Description of the task →
Copy all the material that follows, keeping every character the same.

>> Begin Entries supplied

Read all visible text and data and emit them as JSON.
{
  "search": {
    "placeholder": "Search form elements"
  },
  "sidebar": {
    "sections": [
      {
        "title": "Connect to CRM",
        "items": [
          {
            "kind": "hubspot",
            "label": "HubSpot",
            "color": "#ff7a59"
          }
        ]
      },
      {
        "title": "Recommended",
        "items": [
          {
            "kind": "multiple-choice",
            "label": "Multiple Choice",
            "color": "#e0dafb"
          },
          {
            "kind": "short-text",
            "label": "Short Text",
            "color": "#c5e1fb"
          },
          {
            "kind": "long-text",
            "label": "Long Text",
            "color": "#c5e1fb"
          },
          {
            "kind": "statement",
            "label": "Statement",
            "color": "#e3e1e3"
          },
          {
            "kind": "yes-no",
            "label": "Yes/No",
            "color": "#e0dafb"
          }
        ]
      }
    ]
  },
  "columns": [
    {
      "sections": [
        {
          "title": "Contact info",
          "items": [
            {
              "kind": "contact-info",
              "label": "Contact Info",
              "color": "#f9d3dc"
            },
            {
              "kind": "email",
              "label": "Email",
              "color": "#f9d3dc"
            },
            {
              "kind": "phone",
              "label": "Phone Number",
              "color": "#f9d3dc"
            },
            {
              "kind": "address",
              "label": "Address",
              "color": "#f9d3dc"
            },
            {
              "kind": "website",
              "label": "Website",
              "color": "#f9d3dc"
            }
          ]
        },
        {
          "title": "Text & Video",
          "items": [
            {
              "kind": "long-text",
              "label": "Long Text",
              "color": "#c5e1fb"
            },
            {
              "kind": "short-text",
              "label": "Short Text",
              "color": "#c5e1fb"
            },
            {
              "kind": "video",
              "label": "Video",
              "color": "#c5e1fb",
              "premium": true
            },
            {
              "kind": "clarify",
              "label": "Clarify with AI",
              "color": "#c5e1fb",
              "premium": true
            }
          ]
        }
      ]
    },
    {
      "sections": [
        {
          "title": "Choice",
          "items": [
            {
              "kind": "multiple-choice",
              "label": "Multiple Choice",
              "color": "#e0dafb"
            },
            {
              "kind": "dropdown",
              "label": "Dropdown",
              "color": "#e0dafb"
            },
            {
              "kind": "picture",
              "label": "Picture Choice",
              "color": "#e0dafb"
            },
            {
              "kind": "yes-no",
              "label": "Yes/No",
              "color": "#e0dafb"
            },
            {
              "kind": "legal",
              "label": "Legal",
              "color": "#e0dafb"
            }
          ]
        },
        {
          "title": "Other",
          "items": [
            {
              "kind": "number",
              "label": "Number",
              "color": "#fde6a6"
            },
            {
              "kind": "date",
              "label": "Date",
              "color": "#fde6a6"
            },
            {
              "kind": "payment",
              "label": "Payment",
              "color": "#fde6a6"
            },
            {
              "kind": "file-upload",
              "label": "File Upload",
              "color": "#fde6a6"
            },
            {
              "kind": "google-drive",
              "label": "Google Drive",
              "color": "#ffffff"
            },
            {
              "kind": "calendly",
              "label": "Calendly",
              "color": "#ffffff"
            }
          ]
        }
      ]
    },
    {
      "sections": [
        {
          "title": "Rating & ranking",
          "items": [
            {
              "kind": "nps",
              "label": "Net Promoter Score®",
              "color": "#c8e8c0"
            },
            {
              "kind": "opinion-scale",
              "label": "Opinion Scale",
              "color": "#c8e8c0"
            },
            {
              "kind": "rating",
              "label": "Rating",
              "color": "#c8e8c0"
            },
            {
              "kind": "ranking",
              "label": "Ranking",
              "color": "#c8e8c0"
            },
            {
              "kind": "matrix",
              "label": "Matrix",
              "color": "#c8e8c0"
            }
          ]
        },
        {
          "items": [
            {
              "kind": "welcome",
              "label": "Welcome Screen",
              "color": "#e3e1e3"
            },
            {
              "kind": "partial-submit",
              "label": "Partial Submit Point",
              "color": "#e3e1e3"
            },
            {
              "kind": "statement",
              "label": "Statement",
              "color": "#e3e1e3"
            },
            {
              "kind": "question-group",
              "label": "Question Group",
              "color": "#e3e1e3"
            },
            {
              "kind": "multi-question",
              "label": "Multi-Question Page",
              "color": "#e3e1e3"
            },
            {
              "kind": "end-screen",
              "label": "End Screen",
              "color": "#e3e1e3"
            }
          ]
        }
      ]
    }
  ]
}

>> End Entries supplied

Answer →
Read all visible text and data and emit them as JSON.
{
  "search": {
    "placeholder": "Search form elements"
  },
  "sidebar": {
    "sections": [
      {
        "title": "Connect to CRM",
        "items": [
          {
            "kind": "hubspot",
            "label": "HubSpot",
            "color": "#ff7a59"
          }
        ]
      },
      {
        "title": "Recommended",
        "items": [
          {
            "kind": "multiple-choice",
            "label": "Multiple Choice",
            "color": "#e0dafb"
          },
          {
            "kind": "short-text",
            "label": "Short Text",
            "color": "#c5e1fb"
          },
          {
            "kind": "long-text",
            "label": "Long Text",
            "color": "#c5e1fb"
          },
          {
            "kind": "statement",
            "label": "Statement",
            "color": "#e3e1e3"
          },
          {
            "kind": "yes-no",
            "label": "Yes/No",
            "color": "#e0dafb"
          }
        ]
      }
    ]
  },
  "columns": [
    {
      "sections": [
        {
          "title": "Contact info",
          "items": [
            {
              "kind": "contact-info",
              "label": "Contact Info",
              "color": "#f9d3dc"
            },
            {
              "kind": "email",
              "label": "Email",
              "color": "#f9d3dc"
            },
            {
              "kind": "phone",
              "label": "Phone Number",
              "color": "#f9d3dc"
            },
            {
              "kind": "address",
              "label": "Address",
              "color": "#f9d3dc"
            },
            {
              "kind": "website",
              "label": "Website",
              "color": "#f9d3dc"
            }
          ]
        },
        {
          "title": "Text & Video",
          "items": [
            {
              "kind": "long-text",
              "label": "Long Text",
              "color": "#c5e1fb"
            },
            {
              "kind": "short-text",
              "label": "Short Text",
              "color": "#c5e1fb"
            },
            {
              "kind": "video",
              "label": "Video",
              "color": "#c5e1fb",
              "premium": true
            },
            {
              "kind": "clarify",
              "label": "Clarify with AI",
              "color": "#c5e1fb",
              "premium": true
            }
          ]
        }
      ]
    },
    {
      "sections": [
        {
          "title": "Choice",
          "items": [
            {
              "kind": "multiple-choice",
              "label": "Multiple Choice",
              "color": "#e0dafb"
            },
            {
              "kind": "dropdown",
              "label": "Dropdown",
              "color": "#e0dafb"
            },
            {
              "kind": "picture",
              "label": "Picture Choice",
              "color": "#e0dafb"
            },
            {
              "kind": "yes-no",
              "label": "Yes/No",
              "color": "#e0dafb"
            },
            {
              "kind": "legal",
              "label": "Legal",
              "color": "#e0dafb"
            }
          ]
        },
        {
          "title": "Other",
          "items": [
            {
              "kind": "number",
              "label": "Number",
              "color": "#fde6a6"
            },
            {
              "kind": "date",
              "label": "Date",
              "color": "#fde6a6"
            },
            {
              "kind": "payment",
              "label": "Payment",
              "color": "#fde6a6"
            },
            {
              "kind": "file-upload",
              "label": "File Upload",
              "color": "#fde6a6"
            },
            {
              "kind": "google-drive",
              "label": "Google Drive",
              "color": "#ffffff"
            },
            {
              "kind": "calendly",
              "label": "Calendly",
              "color": "#ffffff"
            }
          ]
        }
      ]
    },
    {
      "sections": [
        {
          "title": "Rating & ranking",
          "items": [
            {
              "kind": "nps",
              "label": "Net Promoter Score®",
              "color": "#c8e8c0"
            },
            {
              "kind": "opinion-scale",
              "label": "Opinion Scale",
              "color": "#c8e8c0"
            },
            {
              "kind": "rating",
              "label": "Rating",
              "color": "#c8e8c0"
            },
            {
              "kind": "ranking",
              "label": "Ranking",
              "color": "#c8e8c0"
            },
            {
              "kind": "matrix",
              "label": "Matrix",
              "color": "#c8e8c0"
            }
          ]
        },
        {
          "items": [
            {
              "kind": "welcome",
              "label": "Welcome Screen",
              "color": "#e3e1e3"
            },
            {
              "kind": "partial-submit",
              "label": "Partial Submit Point",
              "color": "#e3e1e3"
            },
            {
              "kind": "statement",
              "label": "Statement",
              "color": "#e3e1e3"
            },
            {
              "kind": "question-group",
              "label": "Question Group",
              "color": "#e3e1e3"
            },
            {
              "kind": "multi-question",
              "label": "Multi-Question Page",
              "color": "#e3e1e3"
            },
            {
              "kind": "end-screen",
              "label": "End Screen",
              "color": "#e3e1e3"
            }
          ]
        }
      ]
    }
  ]
}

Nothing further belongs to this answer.